§ **THE TASK**
Return the lines where the word "title" occurs.

§ **DATA FOR THIS EXERCISE**
*****

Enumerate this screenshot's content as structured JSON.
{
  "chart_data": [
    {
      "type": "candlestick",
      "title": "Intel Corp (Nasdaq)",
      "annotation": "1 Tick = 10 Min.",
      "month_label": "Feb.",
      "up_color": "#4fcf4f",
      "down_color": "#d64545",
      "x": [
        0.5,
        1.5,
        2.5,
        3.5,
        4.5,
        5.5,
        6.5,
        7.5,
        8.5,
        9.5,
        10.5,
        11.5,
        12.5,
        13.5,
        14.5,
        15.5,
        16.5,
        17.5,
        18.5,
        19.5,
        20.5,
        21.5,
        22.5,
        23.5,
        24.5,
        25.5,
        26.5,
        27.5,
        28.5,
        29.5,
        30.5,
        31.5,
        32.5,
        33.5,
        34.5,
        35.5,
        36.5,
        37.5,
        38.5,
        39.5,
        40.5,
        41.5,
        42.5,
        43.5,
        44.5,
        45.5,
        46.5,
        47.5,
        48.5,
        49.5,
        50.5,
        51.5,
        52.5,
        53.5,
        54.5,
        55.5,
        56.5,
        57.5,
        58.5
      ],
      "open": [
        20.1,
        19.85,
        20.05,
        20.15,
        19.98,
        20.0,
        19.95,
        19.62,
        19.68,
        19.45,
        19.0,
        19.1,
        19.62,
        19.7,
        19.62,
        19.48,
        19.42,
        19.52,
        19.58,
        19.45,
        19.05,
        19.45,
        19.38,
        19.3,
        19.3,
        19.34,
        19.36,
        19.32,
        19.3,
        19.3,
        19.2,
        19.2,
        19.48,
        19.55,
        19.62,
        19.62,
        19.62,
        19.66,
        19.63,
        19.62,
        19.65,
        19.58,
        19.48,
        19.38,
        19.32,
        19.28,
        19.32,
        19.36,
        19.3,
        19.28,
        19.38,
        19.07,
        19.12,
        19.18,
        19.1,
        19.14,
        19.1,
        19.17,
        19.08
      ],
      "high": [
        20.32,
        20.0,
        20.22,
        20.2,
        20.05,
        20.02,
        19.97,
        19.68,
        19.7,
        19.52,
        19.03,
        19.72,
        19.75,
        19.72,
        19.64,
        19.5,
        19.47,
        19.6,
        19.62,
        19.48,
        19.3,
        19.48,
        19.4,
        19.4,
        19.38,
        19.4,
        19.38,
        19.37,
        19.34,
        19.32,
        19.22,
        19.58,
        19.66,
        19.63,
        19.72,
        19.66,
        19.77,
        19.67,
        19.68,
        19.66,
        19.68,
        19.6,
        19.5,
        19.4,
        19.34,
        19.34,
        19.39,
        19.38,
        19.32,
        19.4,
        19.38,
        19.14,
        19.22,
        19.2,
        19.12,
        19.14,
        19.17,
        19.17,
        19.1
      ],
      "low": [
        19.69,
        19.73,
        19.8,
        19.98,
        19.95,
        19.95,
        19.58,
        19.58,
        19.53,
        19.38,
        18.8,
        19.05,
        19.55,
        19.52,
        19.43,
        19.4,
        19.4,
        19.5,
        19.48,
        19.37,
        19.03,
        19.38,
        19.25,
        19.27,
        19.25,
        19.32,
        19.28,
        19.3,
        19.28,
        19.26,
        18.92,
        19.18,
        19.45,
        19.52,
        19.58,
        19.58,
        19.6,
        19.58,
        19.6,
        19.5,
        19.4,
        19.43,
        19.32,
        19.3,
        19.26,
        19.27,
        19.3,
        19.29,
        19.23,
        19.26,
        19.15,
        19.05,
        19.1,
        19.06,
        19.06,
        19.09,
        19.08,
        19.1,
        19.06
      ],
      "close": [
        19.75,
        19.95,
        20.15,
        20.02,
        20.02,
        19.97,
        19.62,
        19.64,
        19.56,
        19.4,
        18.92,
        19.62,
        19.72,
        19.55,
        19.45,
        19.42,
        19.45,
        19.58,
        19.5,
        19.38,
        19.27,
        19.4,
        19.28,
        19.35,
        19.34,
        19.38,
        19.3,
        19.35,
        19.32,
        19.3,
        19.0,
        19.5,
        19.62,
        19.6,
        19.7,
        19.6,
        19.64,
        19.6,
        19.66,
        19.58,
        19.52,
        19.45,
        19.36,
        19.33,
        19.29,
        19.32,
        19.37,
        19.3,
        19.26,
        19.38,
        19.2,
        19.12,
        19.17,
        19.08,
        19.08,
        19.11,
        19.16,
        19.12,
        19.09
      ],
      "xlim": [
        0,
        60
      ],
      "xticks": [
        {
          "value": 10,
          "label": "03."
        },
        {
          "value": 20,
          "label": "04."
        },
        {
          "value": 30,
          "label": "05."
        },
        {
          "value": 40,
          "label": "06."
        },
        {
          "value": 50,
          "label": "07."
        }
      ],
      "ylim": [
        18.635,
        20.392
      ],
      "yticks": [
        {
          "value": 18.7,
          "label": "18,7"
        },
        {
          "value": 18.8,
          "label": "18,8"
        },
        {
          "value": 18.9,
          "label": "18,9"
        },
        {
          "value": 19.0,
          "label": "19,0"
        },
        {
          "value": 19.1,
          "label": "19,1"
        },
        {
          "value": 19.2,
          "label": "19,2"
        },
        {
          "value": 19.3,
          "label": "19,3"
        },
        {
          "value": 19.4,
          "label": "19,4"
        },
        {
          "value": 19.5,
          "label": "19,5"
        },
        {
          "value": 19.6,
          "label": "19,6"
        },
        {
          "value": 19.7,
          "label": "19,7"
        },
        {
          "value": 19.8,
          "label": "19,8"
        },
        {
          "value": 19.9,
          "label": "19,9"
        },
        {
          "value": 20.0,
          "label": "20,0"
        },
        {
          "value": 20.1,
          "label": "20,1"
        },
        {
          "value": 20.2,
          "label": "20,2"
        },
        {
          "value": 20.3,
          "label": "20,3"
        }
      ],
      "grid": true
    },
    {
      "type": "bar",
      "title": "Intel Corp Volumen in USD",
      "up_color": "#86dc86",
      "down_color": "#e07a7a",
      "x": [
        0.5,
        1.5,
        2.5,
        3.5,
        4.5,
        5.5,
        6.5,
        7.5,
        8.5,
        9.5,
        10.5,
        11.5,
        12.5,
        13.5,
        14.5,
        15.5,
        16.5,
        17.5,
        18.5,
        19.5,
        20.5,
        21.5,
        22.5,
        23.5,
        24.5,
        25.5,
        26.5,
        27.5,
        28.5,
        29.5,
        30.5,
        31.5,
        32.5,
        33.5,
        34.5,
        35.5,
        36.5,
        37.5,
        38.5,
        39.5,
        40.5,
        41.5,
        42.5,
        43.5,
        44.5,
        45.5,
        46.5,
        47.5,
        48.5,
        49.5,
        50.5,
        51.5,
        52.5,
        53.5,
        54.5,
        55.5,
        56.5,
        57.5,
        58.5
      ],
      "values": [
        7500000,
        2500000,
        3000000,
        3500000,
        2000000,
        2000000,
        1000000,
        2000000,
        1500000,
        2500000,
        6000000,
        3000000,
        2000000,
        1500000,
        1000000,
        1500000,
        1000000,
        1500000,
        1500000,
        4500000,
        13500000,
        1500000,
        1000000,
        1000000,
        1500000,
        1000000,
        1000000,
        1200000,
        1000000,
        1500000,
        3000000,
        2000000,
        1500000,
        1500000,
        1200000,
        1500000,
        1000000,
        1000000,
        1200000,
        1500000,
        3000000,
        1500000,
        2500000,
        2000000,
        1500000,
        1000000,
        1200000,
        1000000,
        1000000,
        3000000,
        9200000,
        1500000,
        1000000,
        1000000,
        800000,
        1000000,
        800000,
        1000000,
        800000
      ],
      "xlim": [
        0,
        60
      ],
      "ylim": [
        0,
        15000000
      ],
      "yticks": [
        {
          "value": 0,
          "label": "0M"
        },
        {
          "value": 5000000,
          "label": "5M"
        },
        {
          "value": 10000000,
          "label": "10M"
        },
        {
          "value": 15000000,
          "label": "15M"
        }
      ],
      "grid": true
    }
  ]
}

*****

§ **SOLUTION TO THE EXERCISE**
      "title": "Intel Corp (Nasdaq)",
      "title": "Intel Corp Volumen in USD",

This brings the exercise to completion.